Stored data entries
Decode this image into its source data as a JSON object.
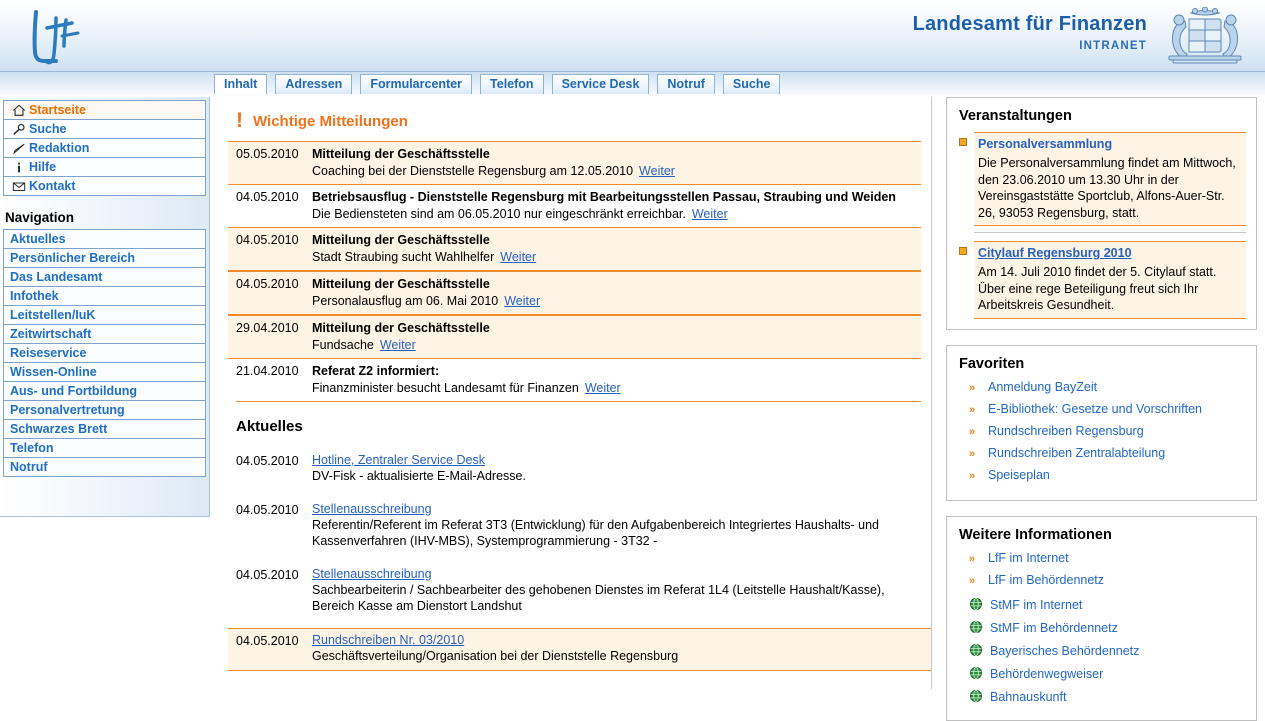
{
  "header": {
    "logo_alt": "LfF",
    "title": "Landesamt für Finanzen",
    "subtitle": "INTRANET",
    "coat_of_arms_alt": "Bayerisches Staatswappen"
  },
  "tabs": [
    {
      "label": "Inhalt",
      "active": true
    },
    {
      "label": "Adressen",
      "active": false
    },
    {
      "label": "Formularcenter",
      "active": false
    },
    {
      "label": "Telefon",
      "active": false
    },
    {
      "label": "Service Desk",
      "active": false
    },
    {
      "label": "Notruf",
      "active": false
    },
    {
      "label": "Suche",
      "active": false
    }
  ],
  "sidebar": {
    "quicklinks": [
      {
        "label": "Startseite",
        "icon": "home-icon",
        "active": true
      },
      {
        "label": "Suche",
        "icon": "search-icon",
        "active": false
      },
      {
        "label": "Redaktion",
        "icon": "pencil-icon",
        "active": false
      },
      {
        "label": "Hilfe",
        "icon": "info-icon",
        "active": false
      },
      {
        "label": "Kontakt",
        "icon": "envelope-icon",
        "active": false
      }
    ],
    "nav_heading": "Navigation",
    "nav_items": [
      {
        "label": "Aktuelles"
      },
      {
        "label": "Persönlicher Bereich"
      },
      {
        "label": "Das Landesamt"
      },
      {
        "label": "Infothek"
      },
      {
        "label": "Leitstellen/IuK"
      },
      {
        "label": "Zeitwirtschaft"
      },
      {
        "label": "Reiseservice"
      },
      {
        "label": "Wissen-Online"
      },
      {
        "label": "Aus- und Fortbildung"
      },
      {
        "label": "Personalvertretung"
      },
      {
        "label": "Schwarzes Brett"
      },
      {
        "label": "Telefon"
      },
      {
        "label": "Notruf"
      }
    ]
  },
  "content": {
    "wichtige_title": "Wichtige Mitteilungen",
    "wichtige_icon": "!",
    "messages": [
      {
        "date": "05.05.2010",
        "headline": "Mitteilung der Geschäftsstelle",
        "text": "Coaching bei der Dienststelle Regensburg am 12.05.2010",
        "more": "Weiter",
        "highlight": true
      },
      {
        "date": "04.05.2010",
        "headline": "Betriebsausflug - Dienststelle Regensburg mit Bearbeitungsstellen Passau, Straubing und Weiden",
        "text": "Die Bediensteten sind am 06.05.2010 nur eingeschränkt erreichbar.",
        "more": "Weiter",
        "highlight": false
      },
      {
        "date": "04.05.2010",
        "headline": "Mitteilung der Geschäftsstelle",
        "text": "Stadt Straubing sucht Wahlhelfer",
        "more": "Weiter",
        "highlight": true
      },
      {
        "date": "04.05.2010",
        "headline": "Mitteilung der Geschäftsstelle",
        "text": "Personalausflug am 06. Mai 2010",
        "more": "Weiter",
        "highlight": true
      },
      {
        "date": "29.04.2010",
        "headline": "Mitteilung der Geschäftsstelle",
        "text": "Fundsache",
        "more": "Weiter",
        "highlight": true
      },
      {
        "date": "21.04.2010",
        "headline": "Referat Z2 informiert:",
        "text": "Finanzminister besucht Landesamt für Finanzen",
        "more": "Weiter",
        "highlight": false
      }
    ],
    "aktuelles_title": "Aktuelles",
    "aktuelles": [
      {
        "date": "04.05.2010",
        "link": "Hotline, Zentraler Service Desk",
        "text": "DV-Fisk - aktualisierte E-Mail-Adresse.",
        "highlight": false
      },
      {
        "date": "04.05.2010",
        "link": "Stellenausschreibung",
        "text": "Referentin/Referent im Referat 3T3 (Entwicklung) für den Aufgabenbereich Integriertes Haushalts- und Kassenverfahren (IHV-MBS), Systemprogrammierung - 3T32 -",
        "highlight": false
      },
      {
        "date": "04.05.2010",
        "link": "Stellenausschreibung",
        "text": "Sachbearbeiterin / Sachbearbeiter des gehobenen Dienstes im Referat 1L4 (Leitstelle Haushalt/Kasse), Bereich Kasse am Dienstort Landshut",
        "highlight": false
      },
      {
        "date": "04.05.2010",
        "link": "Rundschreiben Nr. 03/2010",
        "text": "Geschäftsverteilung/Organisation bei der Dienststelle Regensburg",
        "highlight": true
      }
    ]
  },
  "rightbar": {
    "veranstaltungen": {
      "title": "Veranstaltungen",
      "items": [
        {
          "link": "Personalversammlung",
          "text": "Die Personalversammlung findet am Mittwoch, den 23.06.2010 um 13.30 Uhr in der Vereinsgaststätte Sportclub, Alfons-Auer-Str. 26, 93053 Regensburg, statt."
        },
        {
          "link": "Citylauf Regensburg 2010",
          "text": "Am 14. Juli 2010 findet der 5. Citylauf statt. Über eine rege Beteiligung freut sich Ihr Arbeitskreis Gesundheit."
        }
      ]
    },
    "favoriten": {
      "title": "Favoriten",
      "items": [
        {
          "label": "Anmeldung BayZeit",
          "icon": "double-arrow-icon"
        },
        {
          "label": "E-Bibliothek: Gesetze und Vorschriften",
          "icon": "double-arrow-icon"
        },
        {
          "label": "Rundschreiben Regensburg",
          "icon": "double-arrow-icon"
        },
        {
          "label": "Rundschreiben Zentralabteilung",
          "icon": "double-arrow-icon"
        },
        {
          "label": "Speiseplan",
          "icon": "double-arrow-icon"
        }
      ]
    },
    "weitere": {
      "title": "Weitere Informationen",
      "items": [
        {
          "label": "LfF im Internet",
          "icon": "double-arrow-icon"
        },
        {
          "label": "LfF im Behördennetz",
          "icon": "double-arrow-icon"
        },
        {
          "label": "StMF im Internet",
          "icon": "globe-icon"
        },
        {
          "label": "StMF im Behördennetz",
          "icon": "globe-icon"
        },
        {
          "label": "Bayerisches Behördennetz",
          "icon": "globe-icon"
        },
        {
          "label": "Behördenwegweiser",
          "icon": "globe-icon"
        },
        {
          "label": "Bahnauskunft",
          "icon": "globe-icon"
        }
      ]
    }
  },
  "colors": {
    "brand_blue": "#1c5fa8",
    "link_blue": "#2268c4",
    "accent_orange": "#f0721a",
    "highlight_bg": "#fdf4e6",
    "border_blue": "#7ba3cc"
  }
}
---
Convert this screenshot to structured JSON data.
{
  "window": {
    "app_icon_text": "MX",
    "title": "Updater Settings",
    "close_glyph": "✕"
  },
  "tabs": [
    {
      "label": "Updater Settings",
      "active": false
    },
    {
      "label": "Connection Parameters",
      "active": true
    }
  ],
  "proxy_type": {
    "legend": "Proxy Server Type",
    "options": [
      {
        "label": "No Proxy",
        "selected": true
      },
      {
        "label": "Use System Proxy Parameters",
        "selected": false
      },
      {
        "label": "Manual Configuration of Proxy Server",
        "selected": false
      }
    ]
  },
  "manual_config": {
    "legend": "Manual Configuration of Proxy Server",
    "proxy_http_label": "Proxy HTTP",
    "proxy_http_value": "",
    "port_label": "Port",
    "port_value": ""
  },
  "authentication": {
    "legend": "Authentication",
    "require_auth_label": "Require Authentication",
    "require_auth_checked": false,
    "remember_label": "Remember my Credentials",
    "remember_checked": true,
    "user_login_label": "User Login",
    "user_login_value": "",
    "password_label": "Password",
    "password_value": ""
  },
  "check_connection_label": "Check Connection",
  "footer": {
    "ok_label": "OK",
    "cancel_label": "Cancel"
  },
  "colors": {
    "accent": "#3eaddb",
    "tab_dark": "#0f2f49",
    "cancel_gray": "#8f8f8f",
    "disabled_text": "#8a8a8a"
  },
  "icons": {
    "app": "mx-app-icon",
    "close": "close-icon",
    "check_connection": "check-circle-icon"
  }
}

▶ **EXERCISE DESCRIPTION**: List each line holding the string "Settings".

▶ **ANSWER FOR THIS EXERCISE**:
    "title": "Updater Settings",
      "label": "Updater Settings",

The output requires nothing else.